#### PROBLEM DETAILS:
The complete listing should be restated exactly.

Structured figure records
· · · ·
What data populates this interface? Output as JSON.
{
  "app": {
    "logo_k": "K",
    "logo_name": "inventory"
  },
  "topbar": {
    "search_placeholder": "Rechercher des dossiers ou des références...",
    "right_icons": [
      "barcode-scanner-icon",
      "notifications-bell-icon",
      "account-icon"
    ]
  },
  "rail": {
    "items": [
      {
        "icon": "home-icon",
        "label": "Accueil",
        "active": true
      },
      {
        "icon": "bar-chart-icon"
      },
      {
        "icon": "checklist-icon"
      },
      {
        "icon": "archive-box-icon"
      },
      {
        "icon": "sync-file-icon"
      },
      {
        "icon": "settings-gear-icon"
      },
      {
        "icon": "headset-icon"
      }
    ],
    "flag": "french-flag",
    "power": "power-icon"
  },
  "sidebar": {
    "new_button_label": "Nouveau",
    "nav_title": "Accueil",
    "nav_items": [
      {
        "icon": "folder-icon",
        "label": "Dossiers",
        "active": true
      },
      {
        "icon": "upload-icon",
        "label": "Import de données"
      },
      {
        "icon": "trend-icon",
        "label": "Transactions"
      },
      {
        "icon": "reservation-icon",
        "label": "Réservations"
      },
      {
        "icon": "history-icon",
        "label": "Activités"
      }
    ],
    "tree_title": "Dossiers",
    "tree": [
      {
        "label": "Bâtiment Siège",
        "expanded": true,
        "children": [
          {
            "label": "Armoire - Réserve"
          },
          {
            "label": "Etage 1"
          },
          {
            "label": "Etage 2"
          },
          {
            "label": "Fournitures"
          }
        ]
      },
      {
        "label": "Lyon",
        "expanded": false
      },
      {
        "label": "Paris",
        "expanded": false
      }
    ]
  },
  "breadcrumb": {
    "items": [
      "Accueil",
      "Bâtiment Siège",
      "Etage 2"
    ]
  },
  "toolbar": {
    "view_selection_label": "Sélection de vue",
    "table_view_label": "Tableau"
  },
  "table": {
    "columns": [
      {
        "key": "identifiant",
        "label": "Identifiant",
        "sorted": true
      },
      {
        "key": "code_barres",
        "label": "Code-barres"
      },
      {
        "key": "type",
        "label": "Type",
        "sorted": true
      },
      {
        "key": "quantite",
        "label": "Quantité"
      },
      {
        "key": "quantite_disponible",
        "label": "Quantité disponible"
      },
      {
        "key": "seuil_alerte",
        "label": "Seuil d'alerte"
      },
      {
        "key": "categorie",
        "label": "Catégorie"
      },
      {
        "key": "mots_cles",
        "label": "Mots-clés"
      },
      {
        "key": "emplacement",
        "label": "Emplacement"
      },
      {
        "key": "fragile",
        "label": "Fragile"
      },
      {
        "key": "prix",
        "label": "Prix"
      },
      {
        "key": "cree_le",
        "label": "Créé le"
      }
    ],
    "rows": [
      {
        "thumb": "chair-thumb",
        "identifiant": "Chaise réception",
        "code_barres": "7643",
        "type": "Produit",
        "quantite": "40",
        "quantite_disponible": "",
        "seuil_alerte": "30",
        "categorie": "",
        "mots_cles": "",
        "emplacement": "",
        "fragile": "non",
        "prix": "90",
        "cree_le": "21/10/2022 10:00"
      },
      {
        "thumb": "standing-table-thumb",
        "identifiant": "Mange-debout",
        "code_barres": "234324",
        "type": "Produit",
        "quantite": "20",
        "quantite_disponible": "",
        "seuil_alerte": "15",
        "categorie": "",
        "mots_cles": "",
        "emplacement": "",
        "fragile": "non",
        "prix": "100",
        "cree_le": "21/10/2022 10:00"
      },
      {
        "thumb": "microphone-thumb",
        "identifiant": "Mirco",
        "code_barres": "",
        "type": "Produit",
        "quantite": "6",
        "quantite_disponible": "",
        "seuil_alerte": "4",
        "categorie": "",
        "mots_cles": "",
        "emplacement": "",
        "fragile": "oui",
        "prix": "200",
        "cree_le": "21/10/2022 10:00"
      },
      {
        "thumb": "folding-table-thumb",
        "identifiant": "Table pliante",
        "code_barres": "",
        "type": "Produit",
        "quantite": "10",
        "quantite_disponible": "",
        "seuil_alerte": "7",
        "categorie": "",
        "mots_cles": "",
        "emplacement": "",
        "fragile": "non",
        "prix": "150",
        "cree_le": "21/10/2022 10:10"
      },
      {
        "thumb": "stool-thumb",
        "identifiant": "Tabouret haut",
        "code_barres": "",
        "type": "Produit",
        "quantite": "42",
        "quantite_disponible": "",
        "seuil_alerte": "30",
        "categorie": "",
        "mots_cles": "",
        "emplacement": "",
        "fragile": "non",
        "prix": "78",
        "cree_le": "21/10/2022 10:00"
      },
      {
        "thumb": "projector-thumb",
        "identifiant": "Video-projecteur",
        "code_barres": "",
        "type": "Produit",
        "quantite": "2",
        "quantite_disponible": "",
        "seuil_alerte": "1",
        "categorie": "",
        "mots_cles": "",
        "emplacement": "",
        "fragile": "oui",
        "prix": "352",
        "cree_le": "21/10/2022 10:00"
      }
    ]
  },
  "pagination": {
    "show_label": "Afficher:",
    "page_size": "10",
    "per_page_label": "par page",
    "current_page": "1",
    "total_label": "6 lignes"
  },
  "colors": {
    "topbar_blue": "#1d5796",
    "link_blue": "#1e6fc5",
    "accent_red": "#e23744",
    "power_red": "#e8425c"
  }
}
· · · ·
#### CORRECT OUTPUT:
What data populates this interface? Output as JSON.
{
  "app": {
    "logo_k": "K",
    "logo_name": "inventory"
  },
  "topbar": {
    "search_placeholder": "Rechercher des dossiers ou des références...",
    "right_icons": [
      "barcode-scanner-icon",
      "notifications-bell-icon",
      "account-icon"
    ]
  },
  "rail": {
    "items": [
      {
        "icon": "home-icon",
        "label": "Accueil",
        "active": true
      },
      {
        "icon": "bar-chart-icon"
      },
      {
        "icon": "checklist-icon"
      },
      {
        "icon": "archive-box-icon"
      },
      {
        "icon": "sync-file-icon"
      },
      {
        "icon": "settings-gear-icon"
      },
      {
        "icon": "headset-icon"
      }
    ],
    "flag": "french-flag",
    "power": "power-icon"
  },
  "sidebar": {
    "new_button_label": "Nouveau",
    "nav_title": "Accueil",
    "nav_items": [
      {
        "icon": "folder-icon",
        "label": "Dossiers",
        "active": true
      },
      {
        "icon": "upload-icon",
        "label": "Import de données"
      },
      {
        "icon": "trend-icon",
        "label": "Transactions"
      },
      {
        "icon": "reservation-icon",
        "label": "Réservations"
      },
      {
        "icon": "history-icon",
        "label": "Activités"
      }
    ],
    "tree_title": "Dossiers",
    "tree": [
      {
        "label": "Bâtiment Siège",
        "expanded": true,
        "children": [
          {
            "label": "Armoire - Réserve"
          },
          {
            "label": "Etage 1"
          },
          {
            "label": "Etage 2"
          },
          {
            "label": "Fournitures"
          }
        ]
      },
      {
        "label": "Lyon",
        "expanded": false
      },
      {
        "label": "Paris",
        "expanded": false
      }
    ]
  },
  "breadcrumb": {
    "items": [
      "Accueil",
      "Bâtiment Siège",
      "Etage 2"
    ]
  },
  "toolbar": {
    "view_selection_label": "Sélection de vue",
    "table_view_label": "Tableau"
  },
  "table": {
    "columns": [
      {
        "key": "identifiant",
        "label": "Identifiant",
        "sorted": true
      },
      {
        "key": "code_barres",
        "label": "Code-barres"
      },
      {
        "key": "type",
        "label": "Type",
        "sorted": true
      },
      {
        "key": "quantite",
        "label": "Quantité"
      },
      {
        "key": "quantite_disponible",
        "label": "Quantité disponible"
      },
      {
        "key": "seuil_alerte",
        "label": "Seuil d'alerte"
      },
      {
        "key": "categorie",
        "label": "Catégorie"
      },
      {
        "key": "mots_cles",
        "label": "Mots-clés"
      },
      {
        "key": "emplacement",
        "label": "Emplacement"
      },
      {
        "key": "fragile",
        "label": "Fragile"
      },
      {
        "key": "prix",
        "label": "Prix"
      },
      {
        "key": "cree_le",
        "label": "Créé le"
      }
    ],
    "rows": [
      {
        "thumb": "chair-thumb",
        "identifiant": "Chaise réception",
        "code_barres": "7643",
        "type": "Produit",
        "quantite": "40",
        "quantite_disponible": "",
        "seuil_alerte": "30",
        "categorie": "",
        "mots_cles": "",
        "emplacement": "",
        "fragile": "non",
        "prix": "90",
        "cree_le": "21/10/2022 10:00"
      },
      {
        "thumb": "standing-table-thumb",
        "identifiant": "Mange-debout",
        "code_barres": "234324",
        "type": "Produit",
        "quantite": "20",
        "quantite_disponible": "",
        "seuil_alerte": "15",
        "categorie": "",
        "mots_cles": "",
        "emplacement": "",
        "fragile": "non",
        "prix": "100",
        "cree_le": "21/10/2022 10:00"
      },
      {
        "thumb": "microphone-thumb",
        "identifiant": "Mirco",
        "code_barres": "",
        "type": "Produit",
        "quantite": "6",
        "quantite_disponible": "",
        "seuil_alerte": "4",
        "categorie": "",
        "mots_cles": "",
        "emplacement": "",
        "fragile": "oui",
        "prix": "200",
        "cree_le": "21/10/2022 10:00"
      },
      {
        "thumb": "folding-table-thumb",
        "identifiant": "Table pliante",
        "code_barres": "",
        "type": "Produit",
        "quantite": "10",
        "quantite_disponible": "",
        "seuil_alerte": "7",
        "categorie": "",
        "mots_cles": "",
        "emplacement": "",
        "fragile": "non",
        "prix": "150",
        "cree_le": "21/10/2022 10:10"
      },
      {
        "thumb": "stool-thumb",
        "identifiant": "Tabouret haut",
        "code_barres": "",
        "type": "Produit",
        "quantite": "42",
        "quantite_disponible": "",
        "seuil_alerte": "30",
        "categorie": "",
        "mots_cles": "",
        "emplacement": "",
        "fragile": "non",
        "prix": "78",
        "cree_le": "21/10/2022 10:00"
      },
      {
        "thumb": "projector-thumb",
        "identifiant": "Video-projecteur",
        "code_barres": "",
        "type": "Produit",
        "quantite": "2",
        "quantite_disponible": "",
        "seuil_alerte": "1",
        "categorie": "",
        "mots_cles": "",
        "emplacement": "",
        "fragile": "oui",
        "prix": "352",
        "cree_le": "21/10/2022 10:00"
      }
    ]
  },
  "pagination": {
    "show_label": "Afficher:",
    "page_size": "10",
    "per_page_label": "par page",
    "current_page": "1",
    "total_label": "6 lignes"
  },
  "colors": {
    "topbar_blue": "#1d5796",
    "link_blue": "#1e6fc5",
    "accent_red": "#e23744",
    "power_red": "#e8425c"
  }
}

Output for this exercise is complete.